Supplied records:

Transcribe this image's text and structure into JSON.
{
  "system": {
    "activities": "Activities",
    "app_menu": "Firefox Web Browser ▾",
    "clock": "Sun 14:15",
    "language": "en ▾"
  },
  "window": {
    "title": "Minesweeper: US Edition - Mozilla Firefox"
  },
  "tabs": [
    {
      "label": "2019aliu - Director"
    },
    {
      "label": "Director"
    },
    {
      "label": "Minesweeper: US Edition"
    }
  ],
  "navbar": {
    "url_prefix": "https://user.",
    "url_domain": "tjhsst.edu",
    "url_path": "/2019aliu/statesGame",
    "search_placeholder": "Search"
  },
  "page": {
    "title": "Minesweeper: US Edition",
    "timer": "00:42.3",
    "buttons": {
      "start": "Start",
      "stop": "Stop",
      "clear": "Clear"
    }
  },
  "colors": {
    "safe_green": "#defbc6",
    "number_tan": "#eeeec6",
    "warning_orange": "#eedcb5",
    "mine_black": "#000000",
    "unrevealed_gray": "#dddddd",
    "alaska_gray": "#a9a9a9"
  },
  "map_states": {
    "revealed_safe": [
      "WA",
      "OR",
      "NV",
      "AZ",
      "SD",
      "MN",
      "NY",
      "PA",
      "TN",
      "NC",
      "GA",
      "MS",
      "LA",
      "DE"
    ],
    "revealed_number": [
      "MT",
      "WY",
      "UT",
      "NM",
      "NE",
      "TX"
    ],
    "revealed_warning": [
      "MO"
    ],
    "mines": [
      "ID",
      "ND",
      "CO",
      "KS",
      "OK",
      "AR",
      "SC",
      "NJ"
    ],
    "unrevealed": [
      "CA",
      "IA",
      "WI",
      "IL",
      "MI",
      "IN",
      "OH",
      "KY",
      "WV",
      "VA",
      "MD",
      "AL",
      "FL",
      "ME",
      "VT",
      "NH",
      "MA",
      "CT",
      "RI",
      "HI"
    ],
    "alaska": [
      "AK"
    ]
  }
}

What to produce:
Note each line of the entries that has "Firefox" in it, and copy those lines.

Response to the exercise:
    "app_menu": "Firefox Web Browser ▾",
    "title": "Minesweeper: US Edition - Mozilla Firefox"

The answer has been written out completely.